Instructions for the task:
Reproduce the material verbatim, starting with its first line and continuing through the line that contains "triangle-pattern: [1163, 397, 1217, 437]", with both of those lines included.

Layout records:
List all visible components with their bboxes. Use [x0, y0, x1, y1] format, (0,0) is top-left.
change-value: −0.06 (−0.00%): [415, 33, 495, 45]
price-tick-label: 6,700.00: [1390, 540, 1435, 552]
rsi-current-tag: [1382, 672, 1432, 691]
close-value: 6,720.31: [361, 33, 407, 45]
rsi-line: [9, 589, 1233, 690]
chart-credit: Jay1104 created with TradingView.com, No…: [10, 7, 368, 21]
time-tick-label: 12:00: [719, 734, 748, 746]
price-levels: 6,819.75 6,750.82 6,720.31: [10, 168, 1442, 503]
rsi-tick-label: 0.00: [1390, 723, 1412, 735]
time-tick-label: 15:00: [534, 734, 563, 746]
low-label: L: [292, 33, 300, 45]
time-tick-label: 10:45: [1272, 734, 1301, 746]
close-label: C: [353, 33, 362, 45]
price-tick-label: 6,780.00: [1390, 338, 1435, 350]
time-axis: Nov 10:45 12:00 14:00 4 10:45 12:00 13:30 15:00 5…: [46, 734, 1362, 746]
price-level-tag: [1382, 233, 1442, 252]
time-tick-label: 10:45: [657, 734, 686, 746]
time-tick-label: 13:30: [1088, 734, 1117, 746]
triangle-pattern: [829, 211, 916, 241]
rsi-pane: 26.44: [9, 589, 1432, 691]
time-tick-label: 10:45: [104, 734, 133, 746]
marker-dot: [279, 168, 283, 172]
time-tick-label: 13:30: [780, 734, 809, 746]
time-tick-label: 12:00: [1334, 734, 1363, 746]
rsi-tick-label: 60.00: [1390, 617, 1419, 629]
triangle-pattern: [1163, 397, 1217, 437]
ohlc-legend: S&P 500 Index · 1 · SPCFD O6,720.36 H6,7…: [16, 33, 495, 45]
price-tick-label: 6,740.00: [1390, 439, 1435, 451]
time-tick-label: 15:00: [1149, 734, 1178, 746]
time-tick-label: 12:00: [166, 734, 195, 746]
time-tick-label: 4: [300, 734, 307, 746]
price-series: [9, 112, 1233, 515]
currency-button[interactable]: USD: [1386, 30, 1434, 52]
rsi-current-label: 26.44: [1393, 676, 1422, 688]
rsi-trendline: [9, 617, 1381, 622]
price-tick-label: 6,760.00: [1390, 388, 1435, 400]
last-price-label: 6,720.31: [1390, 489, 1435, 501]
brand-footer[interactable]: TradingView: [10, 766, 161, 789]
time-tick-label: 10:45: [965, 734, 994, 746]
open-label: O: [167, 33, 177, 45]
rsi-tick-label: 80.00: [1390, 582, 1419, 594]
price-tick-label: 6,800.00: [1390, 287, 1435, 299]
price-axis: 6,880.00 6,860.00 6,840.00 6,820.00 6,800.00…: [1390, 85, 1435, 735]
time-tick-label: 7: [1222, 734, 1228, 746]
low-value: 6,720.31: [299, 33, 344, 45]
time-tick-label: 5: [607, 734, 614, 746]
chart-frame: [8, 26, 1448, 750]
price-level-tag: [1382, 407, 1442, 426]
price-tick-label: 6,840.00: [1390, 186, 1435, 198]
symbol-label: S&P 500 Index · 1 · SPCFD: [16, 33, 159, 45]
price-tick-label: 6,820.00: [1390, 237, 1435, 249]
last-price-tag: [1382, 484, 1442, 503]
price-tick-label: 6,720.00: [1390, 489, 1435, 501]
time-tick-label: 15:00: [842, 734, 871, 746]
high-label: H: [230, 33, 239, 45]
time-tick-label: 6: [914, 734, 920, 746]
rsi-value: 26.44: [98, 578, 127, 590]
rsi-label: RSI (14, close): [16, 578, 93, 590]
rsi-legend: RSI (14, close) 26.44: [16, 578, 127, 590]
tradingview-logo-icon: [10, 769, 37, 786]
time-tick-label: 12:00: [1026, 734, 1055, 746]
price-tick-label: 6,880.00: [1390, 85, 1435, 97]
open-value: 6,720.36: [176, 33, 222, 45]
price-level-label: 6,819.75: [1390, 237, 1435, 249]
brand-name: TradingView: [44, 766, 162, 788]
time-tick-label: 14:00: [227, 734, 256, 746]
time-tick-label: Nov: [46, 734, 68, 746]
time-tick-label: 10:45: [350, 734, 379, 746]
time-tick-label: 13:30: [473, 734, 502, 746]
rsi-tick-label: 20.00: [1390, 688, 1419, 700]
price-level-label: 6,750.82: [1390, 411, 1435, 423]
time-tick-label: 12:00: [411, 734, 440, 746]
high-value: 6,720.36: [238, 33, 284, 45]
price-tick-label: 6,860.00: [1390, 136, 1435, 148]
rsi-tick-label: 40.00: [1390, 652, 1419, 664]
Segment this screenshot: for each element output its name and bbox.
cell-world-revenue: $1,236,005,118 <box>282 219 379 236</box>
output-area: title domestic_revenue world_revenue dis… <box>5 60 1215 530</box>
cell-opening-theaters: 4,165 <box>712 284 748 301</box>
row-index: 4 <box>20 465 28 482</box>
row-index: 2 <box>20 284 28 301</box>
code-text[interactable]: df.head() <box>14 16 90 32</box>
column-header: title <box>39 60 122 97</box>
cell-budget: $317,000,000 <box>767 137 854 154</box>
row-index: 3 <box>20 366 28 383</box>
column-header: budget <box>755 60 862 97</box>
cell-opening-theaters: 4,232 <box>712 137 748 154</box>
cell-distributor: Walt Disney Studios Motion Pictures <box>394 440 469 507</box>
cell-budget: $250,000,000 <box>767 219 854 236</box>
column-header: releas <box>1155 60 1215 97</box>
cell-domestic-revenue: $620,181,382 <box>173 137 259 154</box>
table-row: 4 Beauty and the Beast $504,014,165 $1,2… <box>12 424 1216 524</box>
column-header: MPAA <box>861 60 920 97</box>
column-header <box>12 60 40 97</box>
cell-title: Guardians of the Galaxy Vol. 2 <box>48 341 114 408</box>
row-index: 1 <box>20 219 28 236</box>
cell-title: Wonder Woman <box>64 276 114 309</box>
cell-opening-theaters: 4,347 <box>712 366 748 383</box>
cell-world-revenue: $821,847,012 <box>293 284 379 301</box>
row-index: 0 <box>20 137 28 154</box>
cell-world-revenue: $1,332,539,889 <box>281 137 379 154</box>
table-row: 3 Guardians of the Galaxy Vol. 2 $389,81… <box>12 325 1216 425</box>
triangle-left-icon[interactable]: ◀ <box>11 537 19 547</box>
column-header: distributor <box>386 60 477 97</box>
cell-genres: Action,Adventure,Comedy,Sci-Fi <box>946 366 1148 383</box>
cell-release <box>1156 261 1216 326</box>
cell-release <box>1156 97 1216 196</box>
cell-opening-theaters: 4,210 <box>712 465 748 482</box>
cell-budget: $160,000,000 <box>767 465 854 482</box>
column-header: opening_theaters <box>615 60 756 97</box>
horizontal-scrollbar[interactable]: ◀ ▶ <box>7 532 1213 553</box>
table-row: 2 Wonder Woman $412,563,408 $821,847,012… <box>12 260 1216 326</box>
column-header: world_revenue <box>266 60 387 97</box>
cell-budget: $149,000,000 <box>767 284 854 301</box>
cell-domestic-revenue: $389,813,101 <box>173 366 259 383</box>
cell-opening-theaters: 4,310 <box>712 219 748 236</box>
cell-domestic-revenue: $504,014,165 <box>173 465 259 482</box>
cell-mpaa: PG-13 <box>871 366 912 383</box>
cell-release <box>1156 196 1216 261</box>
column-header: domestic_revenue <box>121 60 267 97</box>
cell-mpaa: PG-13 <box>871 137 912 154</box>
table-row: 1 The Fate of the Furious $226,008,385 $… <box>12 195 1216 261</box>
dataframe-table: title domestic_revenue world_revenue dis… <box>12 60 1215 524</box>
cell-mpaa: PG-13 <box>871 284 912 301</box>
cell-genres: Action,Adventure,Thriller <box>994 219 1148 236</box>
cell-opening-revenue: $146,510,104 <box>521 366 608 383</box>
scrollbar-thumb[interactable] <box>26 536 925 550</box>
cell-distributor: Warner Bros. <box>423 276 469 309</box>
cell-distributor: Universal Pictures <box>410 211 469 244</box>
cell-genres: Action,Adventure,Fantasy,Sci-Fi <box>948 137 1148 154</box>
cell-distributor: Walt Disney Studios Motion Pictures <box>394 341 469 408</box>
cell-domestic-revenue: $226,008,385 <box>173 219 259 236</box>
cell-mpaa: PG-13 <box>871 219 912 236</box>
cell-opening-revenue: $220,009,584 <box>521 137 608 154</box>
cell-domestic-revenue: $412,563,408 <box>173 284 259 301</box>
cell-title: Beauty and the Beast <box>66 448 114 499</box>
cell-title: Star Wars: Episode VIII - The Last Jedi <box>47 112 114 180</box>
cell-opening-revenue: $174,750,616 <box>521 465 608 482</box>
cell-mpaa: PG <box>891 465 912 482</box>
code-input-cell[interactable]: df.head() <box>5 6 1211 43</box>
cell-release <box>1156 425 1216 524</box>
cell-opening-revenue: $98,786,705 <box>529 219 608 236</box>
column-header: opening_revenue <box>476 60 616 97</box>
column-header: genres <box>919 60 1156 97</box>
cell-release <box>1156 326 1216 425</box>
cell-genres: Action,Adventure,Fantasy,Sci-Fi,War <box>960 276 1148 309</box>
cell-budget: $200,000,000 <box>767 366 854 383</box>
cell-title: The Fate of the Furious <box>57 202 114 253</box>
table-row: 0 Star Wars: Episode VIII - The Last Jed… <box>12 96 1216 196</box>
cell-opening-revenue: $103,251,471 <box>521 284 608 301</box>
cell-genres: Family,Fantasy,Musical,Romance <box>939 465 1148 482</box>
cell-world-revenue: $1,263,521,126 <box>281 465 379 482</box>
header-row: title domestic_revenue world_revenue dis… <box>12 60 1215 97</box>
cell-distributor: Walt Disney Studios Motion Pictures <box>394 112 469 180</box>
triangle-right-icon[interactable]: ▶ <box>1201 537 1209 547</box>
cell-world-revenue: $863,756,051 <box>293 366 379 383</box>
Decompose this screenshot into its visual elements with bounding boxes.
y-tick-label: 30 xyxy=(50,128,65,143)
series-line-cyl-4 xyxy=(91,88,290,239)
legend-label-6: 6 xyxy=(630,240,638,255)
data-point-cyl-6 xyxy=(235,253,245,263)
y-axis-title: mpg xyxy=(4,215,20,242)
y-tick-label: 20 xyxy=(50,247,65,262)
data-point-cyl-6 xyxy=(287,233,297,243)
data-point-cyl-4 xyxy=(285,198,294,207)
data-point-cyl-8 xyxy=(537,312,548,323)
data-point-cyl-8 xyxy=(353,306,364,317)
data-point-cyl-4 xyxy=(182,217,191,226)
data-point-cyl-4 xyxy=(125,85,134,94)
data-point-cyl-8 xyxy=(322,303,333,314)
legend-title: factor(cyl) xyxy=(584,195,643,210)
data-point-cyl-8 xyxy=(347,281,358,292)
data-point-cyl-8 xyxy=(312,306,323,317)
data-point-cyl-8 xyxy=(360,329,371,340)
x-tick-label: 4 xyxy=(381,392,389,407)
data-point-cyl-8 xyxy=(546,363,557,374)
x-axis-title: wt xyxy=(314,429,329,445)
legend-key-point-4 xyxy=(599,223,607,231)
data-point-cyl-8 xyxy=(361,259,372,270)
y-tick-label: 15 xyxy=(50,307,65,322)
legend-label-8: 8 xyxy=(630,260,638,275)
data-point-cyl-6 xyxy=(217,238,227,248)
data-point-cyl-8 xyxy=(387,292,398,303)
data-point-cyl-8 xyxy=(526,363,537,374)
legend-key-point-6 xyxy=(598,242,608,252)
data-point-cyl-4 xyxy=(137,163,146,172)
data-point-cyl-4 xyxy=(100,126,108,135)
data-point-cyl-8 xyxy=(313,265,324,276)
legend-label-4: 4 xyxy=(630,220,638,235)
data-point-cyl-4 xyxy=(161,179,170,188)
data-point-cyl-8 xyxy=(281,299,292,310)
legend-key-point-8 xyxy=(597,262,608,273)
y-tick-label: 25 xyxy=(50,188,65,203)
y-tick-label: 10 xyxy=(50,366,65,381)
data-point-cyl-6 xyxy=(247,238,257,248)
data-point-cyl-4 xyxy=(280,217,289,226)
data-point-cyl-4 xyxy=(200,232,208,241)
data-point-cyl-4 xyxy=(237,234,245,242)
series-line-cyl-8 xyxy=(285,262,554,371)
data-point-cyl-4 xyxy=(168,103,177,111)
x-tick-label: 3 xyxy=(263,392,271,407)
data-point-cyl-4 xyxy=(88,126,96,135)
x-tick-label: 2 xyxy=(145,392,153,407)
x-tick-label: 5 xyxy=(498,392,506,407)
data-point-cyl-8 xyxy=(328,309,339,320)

Answer below:
List all visible components with their bboxes. Use [x0, y0, x1, y1] format, (0,0) is top-left.
change-value: −0.06 (−0.00%): [415, 33, 495, 45]
price-tick-label: 6,700.00: [1390, 540, 1435, 552]
rsi-current-tag: [1382, 672, 1432, 691]
close-value: 6,720.31: [361, 33, 407, 45]
rsi-line: [9, 589, 1233, 690]
chart-credit: Jay1104 created with TradingView.com, No…: [10, 7, 368, 21]
time-tick-label: 12:00: [719, 734, 748, 746]
price-levels: 6,819.75 6,750.82 6,720.31: [10, 168, 1442, 503]
rsi-tick-label: 0.00: [1390, 723, 1412, 735]
time-tick-label: 15:00: [534, 734, 563, 746]
low-label: L: [292, 33, 300, 45]
time-tick-label: 10:45: [1272, 734, 1301, 746]
close-label: C: [353, 33, 362, 45]
price-tick-label: 6,780.00: [1390, 338, 1435, 350]
time-axis: Nov 10:45 12:00 14:00 4 10:45 12:00 13:30 15:00 5…: [46, 734, 1362, 746]
price-level-tag: [1382, 233, 1442, 252]
time-tick-label: 10:45: [657, 734, 686, 746]
time-tick-label: 13:30: [1088, 734, 1117, 746]
triangle-pattern: [829, 211, 916, 241]
rsi-pane: 26.44: [9, 589, 1432, 691]
time-tick-label: 10:45: [104, 734, 133, 746]
marker-dot: [279, 168, 283, 172]
time-tick-label: 13:30: [780, 734, 809, 746]
time-tick-label: 12:00: [1334, 734, 1363, 746]
rsi-tick-label: 60.00: [1390, 617, 1419, 629]
triangle-pattern: [1163, 397, 1217, 437]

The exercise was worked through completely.